_Exercise brief_
Reproduce word for word the entries starting at the line containing "x-tick-label: 1.5: [346, 608, 365, 623]" and ending at the line containing "ref-line-label: 50 MV/m".

_Excerpt from a dataset_
[start]
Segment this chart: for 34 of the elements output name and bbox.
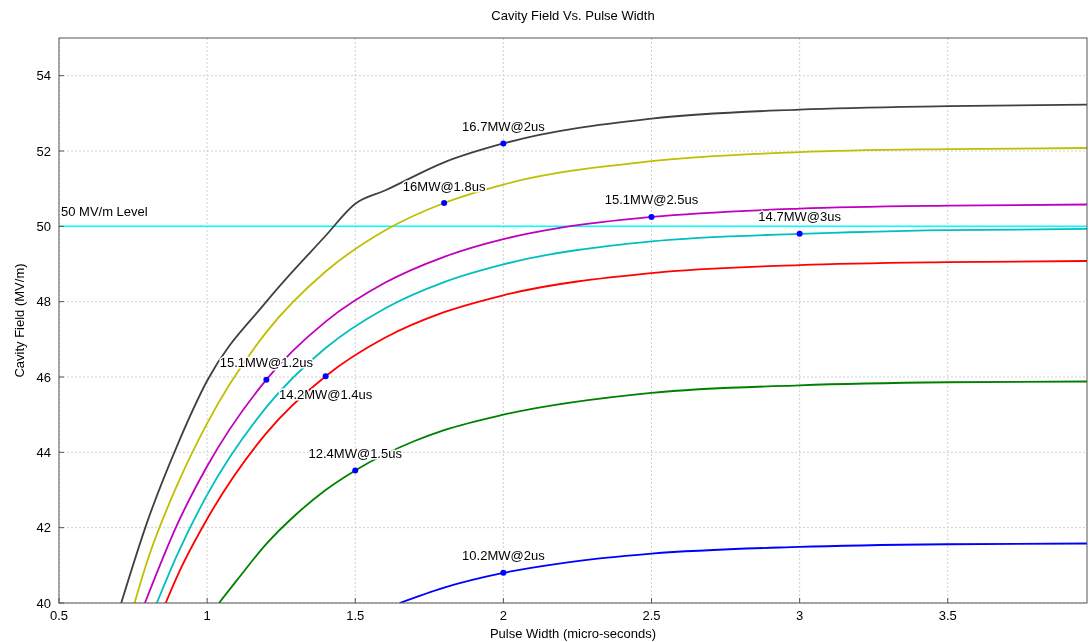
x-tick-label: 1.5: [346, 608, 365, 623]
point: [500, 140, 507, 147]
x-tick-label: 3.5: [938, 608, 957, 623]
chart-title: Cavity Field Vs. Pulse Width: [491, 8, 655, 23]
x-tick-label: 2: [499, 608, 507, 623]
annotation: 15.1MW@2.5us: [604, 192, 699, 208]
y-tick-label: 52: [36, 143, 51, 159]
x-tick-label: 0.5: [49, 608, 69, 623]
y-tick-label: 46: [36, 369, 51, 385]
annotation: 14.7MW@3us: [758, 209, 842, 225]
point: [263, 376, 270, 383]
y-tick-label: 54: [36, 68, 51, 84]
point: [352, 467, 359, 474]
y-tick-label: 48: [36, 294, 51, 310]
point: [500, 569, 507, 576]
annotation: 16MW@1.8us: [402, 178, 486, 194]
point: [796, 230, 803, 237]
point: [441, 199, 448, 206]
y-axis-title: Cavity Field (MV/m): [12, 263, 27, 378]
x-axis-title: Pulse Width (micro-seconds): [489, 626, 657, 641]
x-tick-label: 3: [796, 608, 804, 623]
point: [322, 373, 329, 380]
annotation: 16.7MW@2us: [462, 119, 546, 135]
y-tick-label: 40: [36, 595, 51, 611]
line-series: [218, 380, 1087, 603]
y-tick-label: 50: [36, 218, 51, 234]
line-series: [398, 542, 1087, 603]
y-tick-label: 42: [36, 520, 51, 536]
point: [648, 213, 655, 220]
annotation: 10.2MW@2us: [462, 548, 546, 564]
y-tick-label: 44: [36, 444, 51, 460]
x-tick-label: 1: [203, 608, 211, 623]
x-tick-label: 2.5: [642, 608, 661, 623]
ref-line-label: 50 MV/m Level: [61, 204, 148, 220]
[end]
[start]
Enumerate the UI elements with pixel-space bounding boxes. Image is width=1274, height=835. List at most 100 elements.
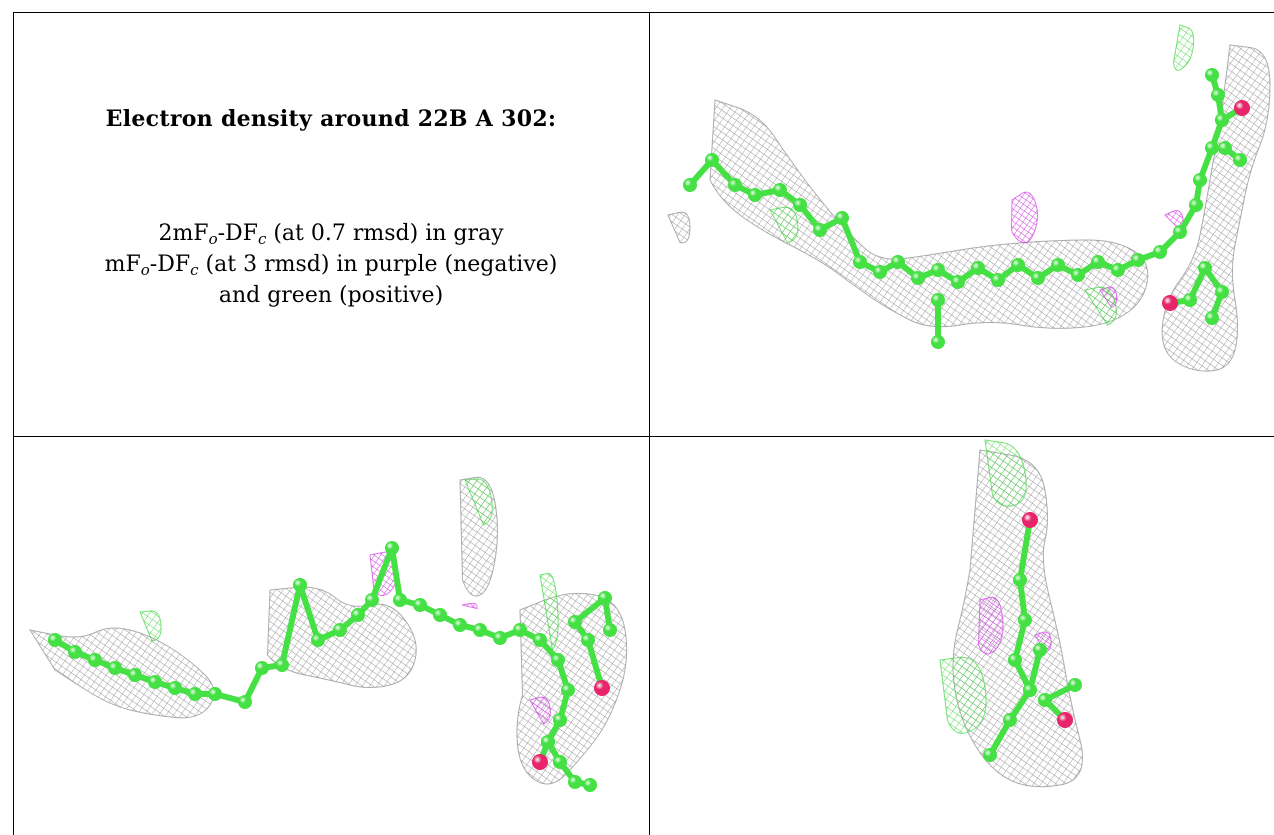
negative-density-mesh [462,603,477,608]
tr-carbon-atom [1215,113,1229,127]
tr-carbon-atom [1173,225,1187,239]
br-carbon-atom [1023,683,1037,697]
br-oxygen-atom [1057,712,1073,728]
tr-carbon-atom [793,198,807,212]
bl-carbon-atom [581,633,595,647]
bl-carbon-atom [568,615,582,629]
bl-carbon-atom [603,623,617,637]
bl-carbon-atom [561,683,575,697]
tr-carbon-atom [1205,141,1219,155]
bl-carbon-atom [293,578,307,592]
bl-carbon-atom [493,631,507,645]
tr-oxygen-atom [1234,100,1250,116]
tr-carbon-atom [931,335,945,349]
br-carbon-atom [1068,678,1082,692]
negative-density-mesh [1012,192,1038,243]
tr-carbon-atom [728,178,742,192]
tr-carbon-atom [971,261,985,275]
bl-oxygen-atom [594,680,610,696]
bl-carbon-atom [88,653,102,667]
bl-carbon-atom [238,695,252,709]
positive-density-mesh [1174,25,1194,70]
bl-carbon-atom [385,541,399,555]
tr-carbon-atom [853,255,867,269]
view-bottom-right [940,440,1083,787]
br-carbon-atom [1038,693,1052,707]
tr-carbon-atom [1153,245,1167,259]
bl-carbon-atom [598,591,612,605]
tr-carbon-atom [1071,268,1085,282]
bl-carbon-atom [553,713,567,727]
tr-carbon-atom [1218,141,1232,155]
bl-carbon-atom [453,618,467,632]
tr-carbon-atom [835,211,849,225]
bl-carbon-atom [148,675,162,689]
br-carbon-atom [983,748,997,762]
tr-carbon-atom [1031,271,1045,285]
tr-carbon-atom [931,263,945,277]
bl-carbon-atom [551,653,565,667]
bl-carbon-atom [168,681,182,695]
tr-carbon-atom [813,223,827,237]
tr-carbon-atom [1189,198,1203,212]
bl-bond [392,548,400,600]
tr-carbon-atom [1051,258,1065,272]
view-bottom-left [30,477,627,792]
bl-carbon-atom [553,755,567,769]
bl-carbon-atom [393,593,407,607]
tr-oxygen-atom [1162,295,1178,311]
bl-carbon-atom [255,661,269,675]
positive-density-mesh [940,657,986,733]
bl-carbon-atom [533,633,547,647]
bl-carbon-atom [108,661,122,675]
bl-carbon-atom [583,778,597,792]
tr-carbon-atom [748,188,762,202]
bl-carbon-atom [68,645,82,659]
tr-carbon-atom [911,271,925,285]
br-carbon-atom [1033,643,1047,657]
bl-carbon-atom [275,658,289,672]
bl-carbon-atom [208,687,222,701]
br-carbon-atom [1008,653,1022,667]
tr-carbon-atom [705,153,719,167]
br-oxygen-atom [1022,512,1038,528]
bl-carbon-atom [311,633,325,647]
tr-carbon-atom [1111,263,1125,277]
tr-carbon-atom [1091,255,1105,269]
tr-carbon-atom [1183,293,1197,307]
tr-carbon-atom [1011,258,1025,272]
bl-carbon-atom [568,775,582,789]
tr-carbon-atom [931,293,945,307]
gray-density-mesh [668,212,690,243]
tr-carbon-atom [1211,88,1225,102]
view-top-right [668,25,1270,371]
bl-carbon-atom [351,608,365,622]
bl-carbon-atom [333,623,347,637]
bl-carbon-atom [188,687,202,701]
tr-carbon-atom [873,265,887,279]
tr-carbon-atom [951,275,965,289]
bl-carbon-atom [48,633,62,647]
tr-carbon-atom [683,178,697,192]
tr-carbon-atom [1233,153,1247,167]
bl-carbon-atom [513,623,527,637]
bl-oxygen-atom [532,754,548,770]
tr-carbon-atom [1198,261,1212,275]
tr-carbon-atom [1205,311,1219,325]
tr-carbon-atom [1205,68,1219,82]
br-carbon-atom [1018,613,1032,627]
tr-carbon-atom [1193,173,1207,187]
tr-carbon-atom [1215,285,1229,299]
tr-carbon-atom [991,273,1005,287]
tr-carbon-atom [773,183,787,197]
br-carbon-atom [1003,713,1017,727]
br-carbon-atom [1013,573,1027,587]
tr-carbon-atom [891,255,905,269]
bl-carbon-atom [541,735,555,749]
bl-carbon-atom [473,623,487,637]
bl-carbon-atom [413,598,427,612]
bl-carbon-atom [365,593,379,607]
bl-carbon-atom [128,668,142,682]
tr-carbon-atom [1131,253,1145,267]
[end]
_Reply_
x-tick-label: 1.5: [346, 608, 365, 623]
point: [500, 140, 507, 147]
x-tick-label: 3.5: [938, 608, 957, 623]
chart-title: Cavity Field Vs. Pulse Width: [491, 8, 655, 23]
x-tick-label: 2: [499, 608, 507, 623]
annotation: 15.1MW@2.5us: [604, 192, 699, 208]
y-tick-label: 52: [36, 143, 51, 159]
x-tick-label: 0.5: [49, 608, 69, 623]
y-tick-label: 46: [36, 369, 51, 385]
annotation: 14.7MW@3us: [758, 209, 842, 225]
point: [263, 376, 270, 383]
y-tick-label: 54: [36, 68, 51, 84]
point: [352, 467, 359, 474]
y-tick-label: 48: [36, 294, 51, 310]
point: [500, 569, 507, 576]
annotation: 16MW@1.8us: [402, 178, 486, 194]
point: [796, 230, 803, 237]
point: [441, 199, 448, 206]
y-axis-title: Cavity Field (MV/m): [12, 263, 27, 378]
x-axis-title: Pulse Width (micro-seconds): [489, 626, 657, 641]
x-tick-label: 3: [796, 608, 804, 623]
point: [322, 373, 329, 380]
annotation: 16.7MW@2us: [462, 119, 546, 135]
y-tick-label: 40: [36, 595, 51, 611]
line-series: [218, 380, 1087, 603]
y-tick-label: 50: [36, 218, 51, 234]
line-series: [398, 542, 1087, 603]
y-tick-label: 42: [36, 520, 51, 536]
point: [648, 213, 655, 220]
annotation: 10.2MW@2us: [462, 548, 546, 564]
y-tick-label: 44: [36, 444, 51, 460]
x-tick-label: 1: [203, 608, 211, 623]
x-tick-label: 2.5: [642, 608, 661, 623]
ref-line-label: 50 MV/m Level: [61, 204, 148, 220]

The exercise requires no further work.